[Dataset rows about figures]
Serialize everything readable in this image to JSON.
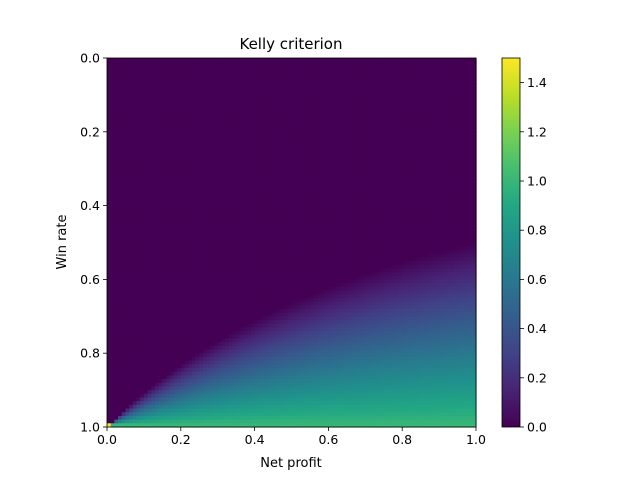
{
  "chart_data": {
    "type": "heatmap",
    "title": "Kelly criterion",
    "xlabel": "Net profit",
    "ylabel": "Win rate",
    "x_range": [
      0.0,
      1.0
    ],
    "y_range": [
      0.0,
      1.0
    ],
    "y_inverted": true,
    "grid": false,
    "resolution": 100,
    "formula": "kelly = clip(p - (1 - p) / b, 0, 1.5)",
    "x_ticks": [
      "0.0",
      "0.2",
      "0.4",
      "0.6",
      "0.8",
      "1.0"
    ],
    "x_tick_values": [
      0.0,
      0.2,
      0.4,
      0.6,
      0.8,
      1.0
    ],
    "y_ticks": [
      "0.0",
      "0.2",
      "0.4",
      "0.6",
      "0.8",
      "1.0"
    ],
    "y_tick_values": [
      0.0,
      0.2,
      0.4,
      0.6,
      0.8,
      1.0
    ],
    "colormap": "viridis",
    "colorbar": {
      "range": [
        0.0,
        1.5
      ],
      "ticks": [
        "0.0",
        "0.2",
        "0.4",
        "0.6",
        "0.8",
        "1.0",
        "1.2",
        "1.4"
      ],
      "tick_values": [
        0.0,
        0.2,
        0.4,
        0.6,
        0.8,
        1.0,
        1.2,
        1.4
      ],
      "placement": "right"
    }
  }
}
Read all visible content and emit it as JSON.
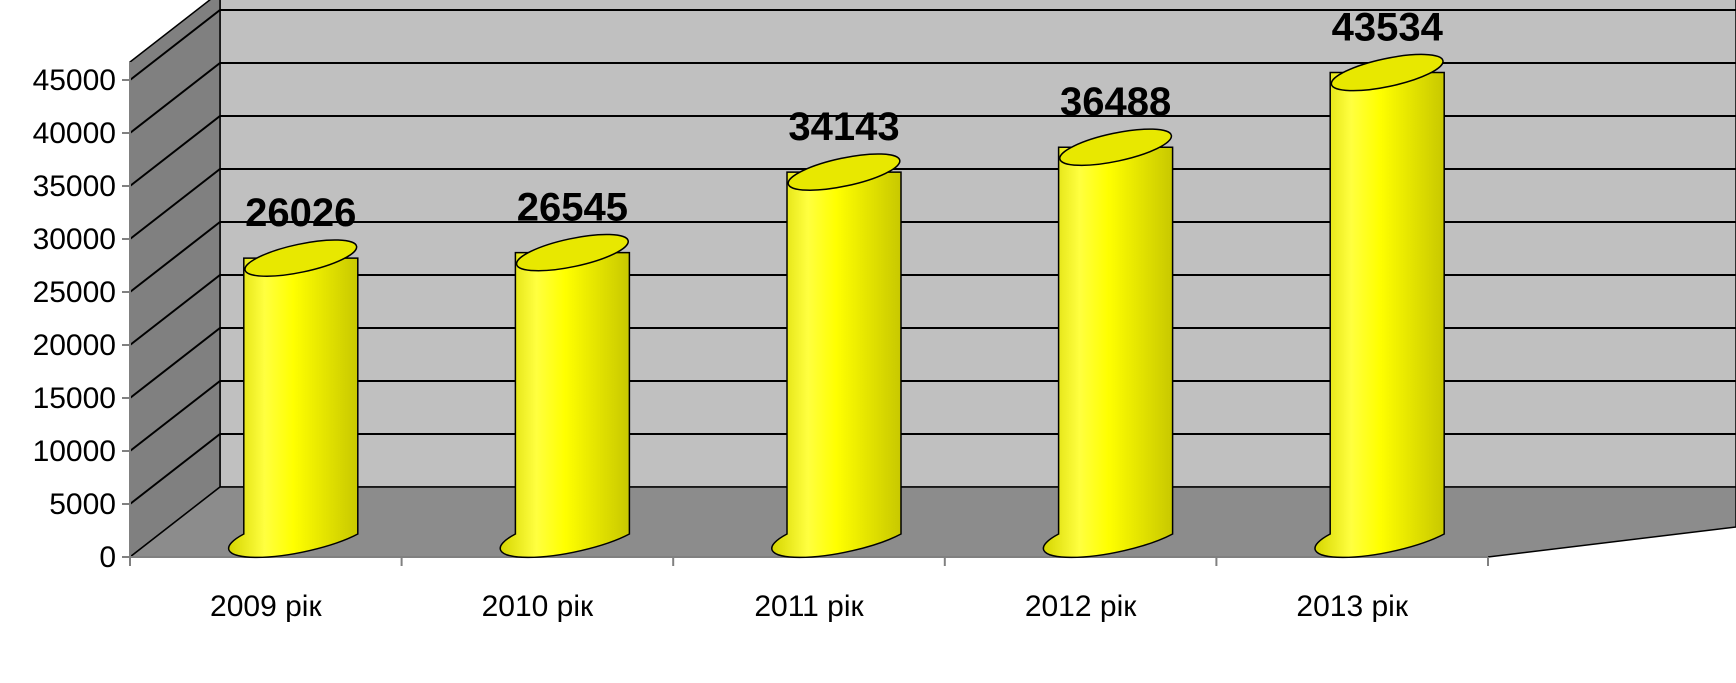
{
  "chart_data": {
    "type": "bar",
    "style": "3d-cylinder",
    "categories": [
      "2009 рік",
      "2010 рік",
      "2011 рік",
      "2012 рік",
      "2013 рік"
    ],
    "values": [
      26026,
      26545,
      34143,
      36488,
      43534
    ],
    "data_labels": [
      "26026",
      "26545",
      "34143",
      "36488",
      "43534"
    ],
    "y_ticks": [
      0,
      5000,
      10000,
      15000,
      20000,
      25000,
      30000,
      35000,
      40000,
      45000
    ],
    "ylim": [
      0,
      45000
    ],
    "grid": true,
    "legend": "none",
    "colors": {
      "bar": "#ffff00",
      "bar_edge": "#9a9a00",
      "back_wall": "#c0c0c0",
      "side_wall": "#808080",
      "floor": "#8c8c8c",
      "grid": "#000000"
    }
  }
}
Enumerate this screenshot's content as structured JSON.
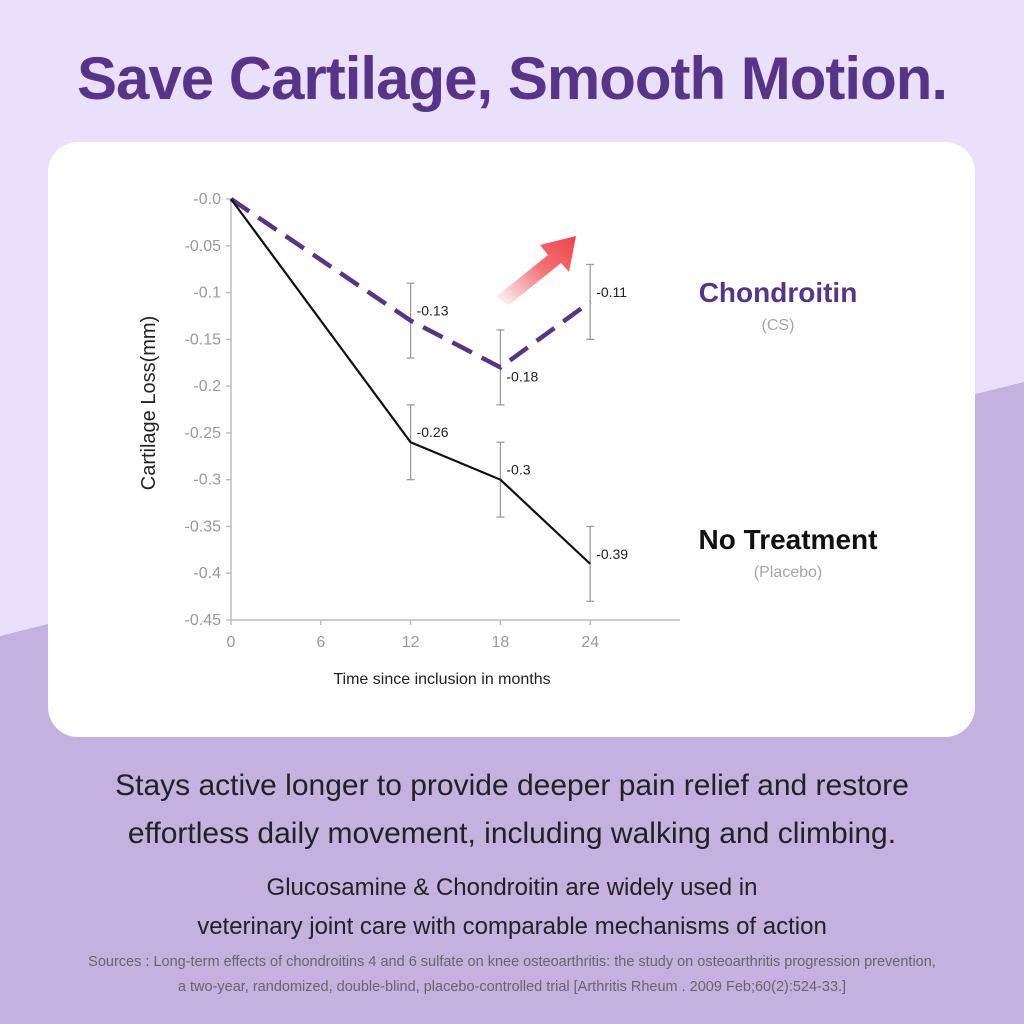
{
  "headline": "Save Cartilage, Smooth Motion.",
  "colors": {
    "page_bg_light": "#ebe0fb",
    "page_bg_lower": "#c4b1e0",
    "title": "#573487",
    "chondroitin": "#573487",
    "placebo": "#111111",
    "errorbar": "#9d9d9d",
    "arrow": "#f0424a"
  },
  "chart_data": {
    "type": "line",
    "ylabel": "Cartilage Loss(mm)",
    "xlabel": "Time since inclusion in months",
    "x_ticks": [
      "0",
      "6",
      "12",
      "18",
      "24"
    ],
    "y_ticks": [
      "-0.0",
      "-0.05",
      "-0.1",
      "-0.15",
      "-0.2",
      "-0.25",
      "-0.3",
      "-0.35",
      "-0.4",
      "-0.45"
    ],
    "xlim": [
      0,
      30
    ],
    "ylim": [
      -0.45,
      0
    ],
    "grid": false,
    "legend_position": "right",
    "annotation": "red arrow pointing up-right indicating recovery of Chondroitin series",
    "series": [
      {
        "name": "Chondroitin",
        "subtitle": "(CS)",
        "style": "dashed",
        "color": "#573487",
        "x": [
          0,
          12,
          18,
          24
        ],
        "y": [
          0,
          -0.13,
          -0.18,
          -0.11
        ],
        "error_low": [
          null,
          -0.17,
          -0.22,
          -0.15
        ],
        "error_high": [
          null,
          -0.09,
          -0.14,
          -0.07
        ],
        "labels": [
          "",
          "-0.13",
          "-0.18",
          "-0.11"
        ]
      },
      {
        "name": "No Treatment",
        "subtitle": "(Placebo)",
        "style": "solid",
        "color": "#111111",
        "x": [
          0,
          12,
          18,
          24
        ],
        "y": [
          0,
          -0.26,
          -0.3,
          -0.39
        ],
        "error_low": [
          null,
          -0.3,
          -0.34,
          -0.43
        ],
        "error_high": [
          null,
          -0.22,
          -0.26,
          -0.35
        ],
        "labels": [
          "",
          "-0.26",
          "-0.3",
          "-0.39"
        ]
      }
    ]
  },
  "subheadline": {
    "line1": "Stays active longer to provide deeper pain relief and restore",
    "line2": "effortless daily movement, including walking and climbing."
  },
  "note": {
    "line1": "Glucosamine & Chondroitin are widely used in",
    "line2": "veterinary joint care with comparable mechanisms of action"
  },
  "sources": {
    "line1": "Sources : Long-term effects of chondroitins 4 and 6 sulfate on knee osteoarthritis: the study on osteoarthritis progression prevention,",
    "line2": "a two-year, randomized, double-blind, placebo-controlled trial [Arthritis Rheum . 2009 Feb;60(2):524-33.]"
  }
}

WORK REQUIRED. Repeat each record exactly, with the pictures left out.

THE RESPONSE.
Serialize everything readable in this image to JSON.
{
  "chart_data": {
    "type": "heatmap",
    "title": "Kelly criterion",
    "xlabel": "Net profit",
    "ylabel": "Win rate",
    "x_range": [
      0.0,
      1.0
    ],
    "y_range": [
      0.0,
      1.0
    ],
    "y_inverted": true,
    "grid": false,
    "resolution": 100,
    "formula": "kelly = clip(p - (1 - p) / b, 0, 1.5)",
    "x_ticks": [
      "0.0",
      "0.2",
      "0.4",
      "0.6",
      "0.8",
      "1.0"
    ],
    "x_tick_values": [
      0.0,
      0.2,
      0.4,
      0.6,
      0.8,
      1.0
    ],
    "y_ticks": [
      "0.0",
      "0.2",
      "0.4",
      "0.6",
      "0.8",
      "1.0"
    ],
    "y_tick_values": [
      0.0,
      0.2,
      0.4,
      0.6,
      0.8,
      1.0
    ],
    "colormap": "viridis",
    "colorbar": {
      "range": [
        0.0,
        1.5
      ],
      "ticks": [
        "0.0",
        "0.2",
        "0.4",
        "0.6",
        "0.8",
        "1.0",
        "1.2",
        "1.4"
      ],
      "tick_values": [
        0.0,
        0.2,
        0.4,
        0.6,
        0.8,
        1.0,
        1.2,
        1.4
      ],
      "placement": "right"
    }
  }
}
Read all visible content and emit it as JSON.
{
  "chart_data": {
    "type": "bar",
    "style": "3d-cylinder",
    "categories": [
      "2009 рік",
      "2010 рік",
      "2011 рік",
      "2012 рік",
      "2013 рік"
    ],
    "values": [
      26026,
      26545,
      34143,
      36488,
      43534
    ],
    "data_labels": [
      "26026",
      "26545",
      "34143",
      "36488",
      "43534"
    ],
    "y_ticks": [
      0,
      5000,
      10000,
      15000,
      20000,
      25000,
      30000,
      35000,
      40000,
      45000
    ],
    "ylim": [
      0,
      45000
    ],
    "grid": true,
    "legend": "none",
    "colors": {
      "bar": "#ffff00",
      "bar_edge": "#9a9a00",
      "back_wall": "#c0c0c0",
      "side_wall": "#808080",
      "floor": "#8c8c8c",
      "grid": "#000000"
    }
  }
}
Enumerate this screenshot's content as structured JSON.
{
  "headline": "Save Cartilage, Smooth Motion.",
  "colors": {
    "page_bg_light": "#ebe0fb",
    "page_bg_lower": "#c4b1e0",
    "title": "#573487",
    "chondroitin": "#573487",
    "placebo": "#111111",
    "errorbar": "#9d9d9d",
    "arrow": "#f0424a"
  },
  "chart_data": {
    "type": "line",
    "ylabel": "Cartilage Loss(mm)",
    "xlabel": "Time since inclusion in months",
    "x_ticks": [
      "0",
      "6",
      "12",
      "18",
      "24"
    ],
    "y_ticks": [
      "-0.0",
      "-0.05",
      "-0.1",
      "-0.15",
      "-0.2",
      "-0.25",
      "-0.3",
      "-0.35",
      "-0.4",
      "-0.45"
    ],
    "xlim": [
      0,
      30
    ],
    "ylim": [
      -0.45,
      0
    ],
    "grid": false,
    "legend_position": "right",
    "annotation": "red arrow pointing up-right indicating recovery of Chondroitin series",
    "series": [
      {
        "name": "Chondroitin",
        "subtitle": "(CS)",
        "style": "dashed",
        "color": "#573487",
        "x": [
          0,
          12,
          18,
          24
        ],
        "y": [
          0,
          -0.13,
          -0.18,
          -0.11
        ],
        "error_low": [
          null,
          -0.17,
          -0.22,
          -0.15
        ],
        "error_high": [
          null,
          -0.09,
          -0.14,
          -0.07
        ],
        "labels": [
          "",
          "-0.13",
          "-0.18",
          "-0.11"
        ]
      },
      {
        "name": "No Treatment",
        "subtitle": "(Placebo)",
        "style": "solid",
        "color": "#111111",
        "x": [
          0,
          12,
          18,
          24
        ],
        "y": [
          0,
          -0.26,
          -0.3,
          -0.39
        ],
        "error_low": [
          null,
          -0.3,
          -0.34,
          -0.43
        ],
        "error_high": [
          null,
          -0.22,
          -0.26,
          -0.35
        ],
        "labels": [
          "",
          "-0.26",
          "-0.3",
          "-0.39"
        ]
      }
    ]
  },
  "subheadline": {
    "line1": "Stays active longer to provide deeper pain relief and restore",
    "line2": "effortless daily movement, including walking and climbing."
  },
  "note": {
    "line1": "Glucosamine & Chondroitin are widely used in",
    "line2": "veterinary joint care with comparable mechanisms of action"
  },
  "sources": {
    "line1": "Sources : Long-term effects of chondroitins 4 and 6 sulfate on knee osteoarthritis: the study on osteoarthritis progression prevention,",
    "line2": "a two-year, randomized, double-blind, placebo-controlled trial [Arthritis Rheum . 2009 Feb;60(2):524-33.]"
  }
}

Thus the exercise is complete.